Records supplied:
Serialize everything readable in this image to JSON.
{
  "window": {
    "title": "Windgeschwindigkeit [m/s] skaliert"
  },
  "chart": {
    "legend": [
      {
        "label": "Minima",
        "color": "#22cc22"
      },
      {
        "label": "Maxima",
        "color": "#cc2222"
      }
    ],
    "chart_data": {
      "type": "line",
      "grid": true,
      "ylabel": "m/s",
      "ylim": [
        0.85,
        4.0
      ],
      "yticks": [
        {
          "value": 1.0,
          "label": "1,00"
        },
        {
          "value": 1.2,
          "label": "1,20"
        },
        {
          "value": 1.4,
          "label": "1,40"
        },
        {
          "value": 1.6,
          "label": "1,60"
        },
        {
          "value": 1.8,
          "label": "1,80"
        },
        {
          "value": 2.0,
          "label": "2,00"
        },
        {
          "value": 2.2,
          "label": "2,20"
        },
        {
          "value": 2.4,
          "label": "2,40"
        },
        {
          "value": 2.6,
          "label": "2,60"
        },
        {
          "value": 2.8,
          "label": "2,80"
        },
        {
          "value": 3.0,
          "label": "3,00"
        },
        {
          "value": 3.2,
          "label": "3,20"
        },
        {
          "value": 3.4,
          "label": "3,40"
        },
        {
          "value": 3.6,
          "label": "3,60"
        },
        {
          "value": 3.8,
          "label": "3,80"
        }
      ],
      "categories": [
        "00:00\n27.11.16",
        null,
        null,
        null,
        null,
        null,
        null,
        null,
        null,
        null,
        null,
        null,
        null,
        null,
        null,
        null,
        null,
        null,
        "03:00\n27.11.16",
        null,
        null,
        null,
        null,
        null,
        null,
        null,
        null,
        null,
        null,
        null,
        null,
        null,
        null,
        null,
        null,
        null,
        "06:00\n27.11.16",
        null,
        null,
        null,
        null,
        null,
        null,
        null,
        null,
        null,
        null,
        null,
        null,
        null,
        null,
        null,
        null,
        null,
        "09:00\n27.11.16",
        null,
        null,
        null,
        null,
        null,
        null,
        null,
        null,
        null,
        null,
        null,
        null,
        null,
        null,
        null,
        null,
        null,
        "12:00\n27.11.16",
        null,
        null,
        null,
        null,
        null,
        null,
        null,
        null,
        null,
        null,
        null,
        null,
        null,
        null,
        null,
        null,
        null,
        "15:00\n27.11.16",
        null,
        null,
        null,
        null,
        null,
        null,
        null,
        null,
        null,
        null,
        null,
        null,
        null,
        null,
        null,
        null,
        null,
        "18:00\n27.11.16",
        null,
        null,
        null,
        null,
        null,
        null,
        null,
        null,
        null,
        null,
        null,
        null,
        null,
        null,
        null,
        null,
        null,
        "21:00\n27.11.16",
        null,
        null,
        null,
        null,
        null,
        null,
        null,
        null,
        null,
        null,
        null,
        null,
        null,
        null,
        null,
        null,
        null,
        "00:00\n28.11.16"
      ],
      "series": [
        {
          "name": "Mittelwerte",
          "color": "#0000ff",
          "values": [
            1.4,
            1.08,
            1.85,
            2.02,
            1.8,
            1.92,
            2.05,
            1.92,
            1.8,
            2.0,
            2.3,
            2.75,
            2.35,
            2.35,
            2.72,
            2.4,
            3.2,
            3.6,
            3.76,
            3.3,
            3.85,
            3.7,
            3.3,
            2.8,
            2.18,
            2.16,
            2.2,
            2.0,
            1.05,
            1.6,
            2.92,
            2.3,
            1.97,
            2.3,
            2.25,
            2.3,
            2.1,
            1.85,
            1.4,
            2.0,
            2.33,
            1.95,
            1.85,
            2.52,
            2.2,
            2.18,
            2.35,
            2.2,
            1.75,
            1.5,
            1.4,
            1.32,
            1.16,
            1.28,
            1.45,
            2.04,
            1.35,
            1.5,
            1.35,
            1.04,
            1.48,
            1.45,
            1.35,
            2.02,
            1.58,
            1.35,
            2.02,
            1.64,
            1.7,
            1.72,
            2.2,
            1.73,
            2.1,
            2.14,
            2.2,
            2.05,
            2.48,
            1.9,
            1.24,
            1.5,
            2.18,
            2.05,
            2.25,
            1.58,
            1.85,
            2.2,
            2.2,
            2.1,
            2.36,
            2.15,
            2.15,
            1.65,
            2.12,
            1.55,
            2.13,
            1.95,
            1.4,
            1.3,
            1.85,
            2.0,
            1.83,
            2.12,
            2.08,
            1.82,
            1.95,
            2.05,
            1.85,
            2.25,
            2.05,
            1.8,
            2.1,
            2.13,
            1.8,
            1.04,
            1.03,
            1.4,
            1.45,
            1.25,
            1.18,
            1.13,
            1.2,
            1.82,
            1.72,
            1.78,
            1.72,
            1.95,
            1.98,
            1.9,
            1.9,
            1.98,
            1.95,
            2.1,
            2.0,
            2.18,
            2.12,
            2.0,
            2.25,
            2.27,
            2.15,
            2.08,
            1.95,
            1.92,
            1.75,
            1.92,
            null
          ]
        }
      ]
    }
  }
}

Given exercise: What is the number of lines that hold the string "color"? Give it alone.

Answer to this exercise: 3